**Challenge**
Every line with the word "this" in it should be extracted from the data that follows.

**Input material**
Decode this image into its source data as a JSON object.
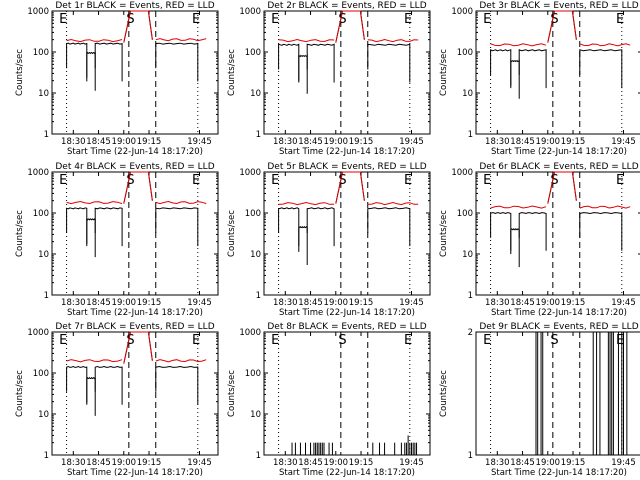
{
  "chart_data": [
    {
      "type": "line",
      "title": "Det 1r BLACK = Events, RED = LLD",
      "xlabel": "Start Time (22-Jun-14 18:17:20)",
      "ylabel": "Counts/sec",
      "yscale": "log",
      "ylim": [
        1,
        1000
      ],
      "xticks": [
        "18:30",
        "18:45",
        "19:00",
        "19:15",
        "19:45"
      ],
      "markers": [
        "E",
        "S",
        "E"
      ],
      "series": [
        {
          "name": "Events",
          "color": "#000000",
          "values": [
            {
              "from": "18:26",
              "to": "18:38",
              "y": 160
            },
            {
              "from": "18:38",
              "to": "18:43",
              "y": 95
            },
            {
              "from": "18:43",
              "to": "18:59",
              "y": 160
            },
            {
              "from": "19:19",
              "to": "19:44",
              "y": 160
            }
          ]
        },
        {
          "name": "LLD",
          "color": "#e00000",
          "values": [
            {
              "from": "18:26",
              "to": "18:59",
              "y": 190
            },
            {
              "from": "19:19",
              "to": "19:49",
              "y": 200
            }
          ]
        }
      ]
    },
    {
      "type": "line",
      "title": "Det 2r BLACK = Events, RED = LLD",
      "xlabel": "Start Time (22-Jun-14 18:17:20)",
      "ylabel": "Counts/sec",
      "yscale": "log",
      "ylim": [
        1,
        1000
      ],
      "xticks": [
        "18:30",
        "18:45",
        "19:00",
        "19:15",
        "19:45"
      ],
      "markers": [
        "E",
        "S",
        "E"
      ],
      "series": [
        {
          "name": "Events",
          "color": "#000000",
          "values": [
            {
              "from": "18:26",
              "to": "18:38",
              "y": 150
            },
            {
              "from": "18:38",
              "to": "18:43",
              "y": 80
            },
            {
              "from": "18:43",
              "to": "18:59",
              "y": 150
            },
            {
              "from": "19:19",
              "to": "19:44",
              "y": 150
            }
          ]
        },
        {
          "name": "LLD",
          "color": "#e00000",
          "values": [
            {
              "from": "18:26",
              "to": "18:59",
              "y": 190
            },
            {
              "from": "19:19",
              "to": "19:49",
              "y": 190
            }
          ]
        }
      ]
    },
    {
      "type": "line",
      "title": "Det 3r BLACK = Events, RED = LLD",
      "xlabel": "Start Time (22-Jun-14 18:17:20)",
      "ylabel": "Counts/sec",
      "yscale": "log",
      "ylim": [
        1,
        1000
      ],
      "xticks": [
        "18:30",
        "18:45",
        "19:00",
        "19:15",
        "19:45"
      ],
      "markers": [
        "E",
        "S",
        "E"
      ],
      "series": [
        {
          "name": "Events",
          "color": "#000000",
          "values": [
            {
              "from": "18:26",
              "to": "18:38",
              "y": 110
            },
            {
              "from": "18:38",
              "to": "18:43",
              "y": 60
            },
            {
              "from": "18:43",
              "to": "18:59",
              "y": 110
            },
            {
              "from": "19:19",
              "to": "19:44",
              "y": 110
            }
          ]
        },
        {
          "name": "LLD",
          "color": "#e00000",
          "values": [
            {
              "from": "18:26",
              "to": "18:59",
              "y": 150
            },
            {
              "from": "19:19",
              "to": "19:49",
              "y": 150
            }
          ]
        }
      ]
    },
    {
      "type": "line",
      "title": "Det 4r BLACK = Events, RED = LLD",
      "xlabel": "Start Time (22-Jun-14 18:17:20)",
      "ylabel": "Counts/sec",
      "yscale": "log",
      "ylim": [
        1,
        1000
      ],
      "xticks": [
        "18:30",
        "18:45",
        "19:00",
        "19:15",
        "19:45"
      ],
      "markers": [
        "E",
        "S",
        "E"
      ],
      "series": [
        {
          "name": "Events",
          "color": "#000000",
          "values": [
            {
              "from": "18:26",
              "to": "18:38",
              "y": 130
            },
            {
              "from": "18:38",
              "to": "18:43",
              "y": 70
            },
            {
              "from": "18:43",
              "to": "18:59",
              "y": 130
            },
            {
              "from": "19:19",
              "to": "19:44",
              "y": 130
            }
          ]
        },
        {
          "name": "LLD",
          "color": "#e00000",
          "values": [
            {
              "from": "18:26",
              "to": "18:59",
              "y": 180
            },
            {
              "from": "19:19",
              "to": "19:49",
              "y": 180
            }
          ]
        }
      ]
    },
    {
      "type": "line",
      "title": "Det 5r BLACK = Events, RED = LLD",
      "xlabel": "Start Time (22-Jun-14 18:17:20)",
      "ylabel": "Counts/sec",
      "yscale": "log",
      "ylim": [
        1,
        1000
      ],
      "xticks": [
        "18:30",
        "18:45",
        "19:00",
        "19:15",
        "19:45"
      ],
      "markers": [
        "E",
        "S",
        "E"
      ],
      "series": [
        {
          "name": "Events",
          "color": "#000000",
          "values": [
            {
              "from": "18:26",
              "to": "18:38",
              "y": 130
            },
            {
              "from": "18:38",
              "to": "18:43",
              "y": 45
            },
            {
              "from": "18:43",
              "to": "18:59",
              "y": 130
            },
            {
              "from": "19:19",
              "to": "19:44",
              "y": 130
            }
          ]
        },
        {
          "name": "LLD",
          "color": "#e00000",
          "values": [
            {
              "from": "18:26",
              "to": "18:59",
              "y": 170
            },
            {
              "from": "19:19",
              "to": "19:49",
              "y": 170
            }
          ]
        }
      ]
    },
    {
      "type": "line",
      "title": "Det 6r BLACK = Events, RED = LLD",
      "xlabel": "Start Time (22-Jun-14 18:17:20)",
      "ylabel": "Counts/sec",
      "yscale": "log",
      "ylim": [
        1,
        1000
      ],
      "xticks": [
        "18:30",
        "18:45",
        "19:00",
        "19:15",
        "19:45"
      ],
      "markers": [
        "E",
        "S",
        "E"
      ],
      "series": [
        {
          "name": "Events",
          "color": "#000000",
          "values": [
            {
              "from": "18:26",
              "to": "18:38",
              "y": 100
            },
            {
              "from": "18:38",
              "to": "18:43",
              "y": 40
            },
            {
              "from": "18:43",
              "to": "18:59",
              "y": 100
            },
            {
              "from": "19:19",
              "to": "19:44",
              "y": 100
            }
          ]
        },
        {
          "name": "LLD",
          "color": "#e00000",
          "values": [
            {
              "from": "18:26",
              "to": "18:59",
              "y": 140
            },
            {
              "from": "19:19",
              "to": "19:49",
              "y": 140
            }
          ]
        }
      ]
    },
    {
      "type": "line",
      "title": "Det 7r BLACK = Events, RED = LLD",
      "xlabel": "Start Time (22-Jun-14 18:17:20)",
      "ylabel": "Counts/sec",
      "yscale": "log",
      "ylim": [
        1,
        1000
      ],
      "xticks": [
        "18:30",
        "18:45",
        "19:00",
        "19:15",
        "19:45"
      ],
      "markers": [
        "E",
        "S",
        "E"
      ],
      "series": [
        {
          "name": "Events",
          "color": "#000000",
          "values": [
            {
              "from": "18:26",
              "to": "18:38",
              "y": 140
            },
            {
              "from": "18:38",
              "to": "18:43",
              "y": 75
            },
            {
              "from": "18:43",
              "to": "18:59",
              "y": 140
            },
            {
              "from": "19:19",
              "to": "19:44",
              "y": 140
            }
          ]
        },
        {
          "name": "LLD",
          "color": "#e00000",
          "values": [
            {
              "from": "18:26",
              "to": "18:59",
              "y": 200
            },
            {
              "from": "19:19",
              "to": "19:49",
              "y": 200
            }
          ]
        }
      ]
    },
    {
      "type": "line",
      "title": "Det 8r BLACK = Events, RED = LLD",
      "xlabel": "Start Time (22-Jun-14 18:17:20)",
      "ylabel": "Counts/sec",
      "yscale": "log",
      "ylim": [
        1,
        1000
      ],
      "xticks": [
        "18:30",
        "18:45",
        "19:00",
        "19:15",
        "19:45"
      ],
      "markers": [
        "E",
        "S",
        "E"
      ],
      "series": [
        {
          "name": "Events",
          "color": "#000000",
          "spikes": [
            {
              "t": "18:34",
              "y": 2
            },
            {
              "t": "18:36",
              "y": 2
            },
            {
              "t": "18:39",
              "y": 2
            },
            {
              "t": "18:42",
              "y": 2
            },
            {
              "t": "18:45",
              "y": 2
            },
            {
              "t": "18:47",
              "y": 2
            },
            {
              "t": "18:48",
              "y": 2
            },
            {
              "t": "18:49",
              "y": 2
            },
            {
              "t": "18:50",
              "y": 2
            },
            {
              "t": "18:51",
              "y": 2
            },
            {
              "t": "18:52",
              "y": 2
            },
            {
              "t": "18:53",
              "y": 2
            },
            {
              "t": "18:56",
              "y": 2
            },
            {
              "t": "18:58",
              "y": 2
            },
            {
              "t": "19:22",
              "y": 2
            },
            {
              "t": "19:26",
              "y": 2
            },
            {
              "t": "19:29",
              "y": 2
            },
            {
              "t": "19:35",
              "y": 2
            },
            {
              "t": "19:39",
              "y": 2
            },
            {
              "t": "19:41",
              "y": 2
            },
            {
              "t": "19:42",
              "y": 2
            },
            {
              "t": "19:43",
              "y": 3
            },
            {
              "t": "19:44",
              "y": 2
            },
            {
              "t": "19:45",
              "y": 2
            },
            {
              "t": "19:46",
              "y": 2
            },
            {
              "t": "19:47",
              "y": 2
            },
            {
              "t": "19:48",
              "y": 2
            }
          ]
        }
      ]
    },
    {
      "type": "line",
      "title": "Det 9r BLACK = Events, RED = LLD",
      "xlabel": "Start Time (22-Jun-14 18:17:20)",
      "ylabel": "Counts/sec",
      "yscale": "log",
      "ylim": [
        1,
        2
      ],
      "xticks": [
        "18:30",
        "18:45",
        "19:00",
        "19:15",
        "19:45"
      ],
      "markers": [
        "E",
        "S",
        "E"
      ],
      "series": [
        {
          "name": "Events",
          "color": "#000000",
          "spikes": [
            {
              "t": "18:53",
              "y": 2
            },
            {
              "t": "18:54",
              "y": 2
            },
            {
              "t": "18:56",
              "y": 2
            },
            {
              "t": "18:57",
              "y": 2
            },
            {
              "t": "19:27",
              "y": 2
            },
            {
              "t": "19:29",
              "y": 2
            },
            {
              "t": "19:31",
              "y": 2
            },
            {
              "t": "19:36",
              "y": 2
            },
            {
              "t": "19:37",
              "y": 2
            },
            {
              "t": "19:38",
              "y": 2
            },
            {
              "t": "19:39",
              "y": 2
            },
            {
              "t": "19:42",
              "y": 2
            },
            {
              "t": "19:44",
              "y": 2
            },
            {
              "t": "19:45",
              "y": 2
            },
            {
              "t": "19:47",
              "y": 2
            }
          ]
        }
      ]
    }
  ]
}
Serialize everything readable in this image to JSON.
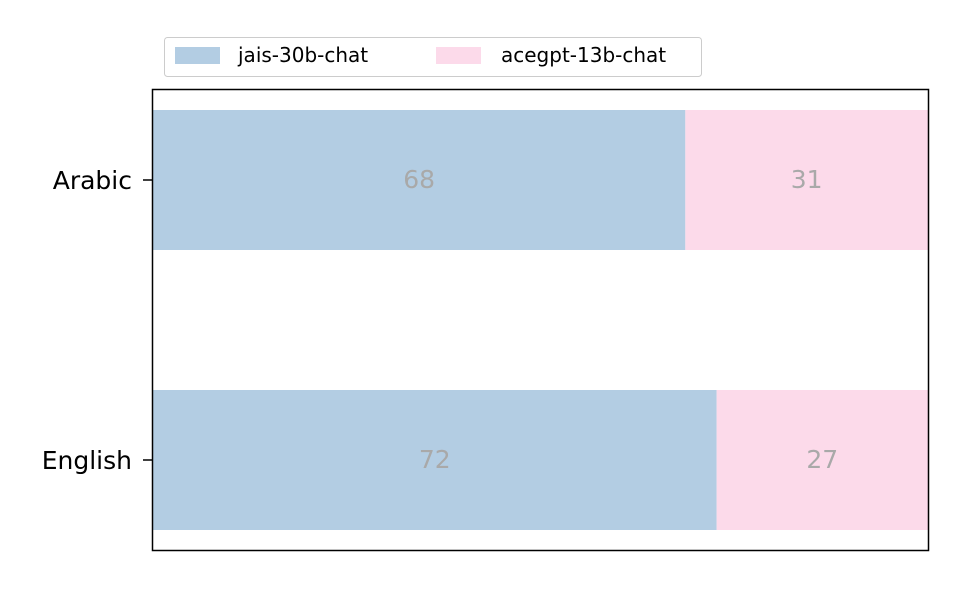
{
  "chart_data": {
    "type": "bar",
    "orientation": "horizontal",
    "stacked": true,
    "categories": [
      "Arabic",
      "English"
    ],
    "series": [
      {
        "name": "jais-30b-chat",
        "values": [
          68,
          72
        ],
        "color": "#b3cde3"
      },
      {
        "name": "acegpt-13b-chat",
        "values": [
          31,
          27
        ],
        "color": "#fcdaea"
      }
    ],
    "xlim": [
      0,
      99
    ],
    "x_ticks_visible": false,
    "grid": false,
    "legend_placement": "top-left",
    "legend_columns": 2,
    "label_color": "#a9a9a9"
  }
}
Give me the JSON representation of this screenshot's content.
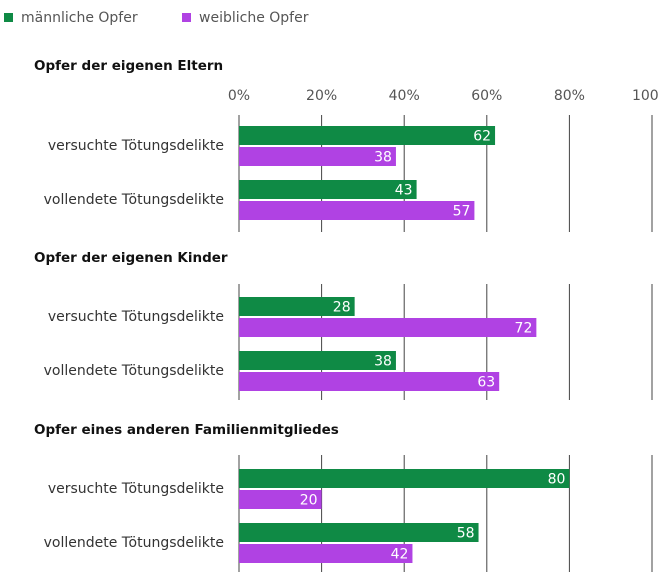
{
  "legend": [
    {
      "name": "männliche Opfer",
      "color": "#0f8a45"
    },
    {
      "name": "weibliche Opfer",
      "color": "#b042e3"
    }
  ],
  "axis": {
    "xlim": [
      0,
      100
    ],
    "xticks": [
      {
        "value": 0,
        "label": "0%"
      },
      {
        "value": 20,
        "label": "20%"
      },
      {
        "value": 40,
        "label": "40%"
      },
      {
        "value": 60,
        "label": "60%"
      },
      {
        "value": 80,
        "label": "80%"
      },
      {
        "value": 100,
        "label": "100%"
      }
    ],
    "grid": true
  },
  "chart_data": [
    {
      "type": "bar",
      "orientation": "horizontal",
      "title": "Opfer der eigenen Eltern",
      "categories": [
        "versuchte Tötungsdelikte",
        "vollendete Tötungsdelikte"
      ],
      "series": [
        {
          "values": [
            62,
            43
          ]
        },
        {
          "values": [
            38,
            57
          ]
        }
      ]
    },
    {
      "type": "bar",
      "orientation": "horizontal",
      "title": "Opfer der eigenen Kinder",
      "categories": [
        "versuchte Tötungsdelikte",
        "vollendete Tötungsdelikte"
      ],
      "series": [
        {
          "values": [
            28,
            38
          ]
        },
        {
          "values": [
            72,
            63
          ]
        }
      ]
    },
    {
      "type": "bar",
      "orientation": "horizontal",
      "title": "Opfer eines anderen Familienmitgliedes",
      "categories": [
        "versuchte Tötungsdelikte",
        "vollendete Tötungsdelikte"
      ],
      "series": [
        {
          "values": [
            80,
            58
          ]
        },
        {
          "values": [
            20,
            42
          ]
        }
      ]
    }
  ]
}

**Written solution**
Decode this image into its source data as a JSON object.
Serialize everything readable in this image to JSON.
Give me the JSON representation of this screenshot's content.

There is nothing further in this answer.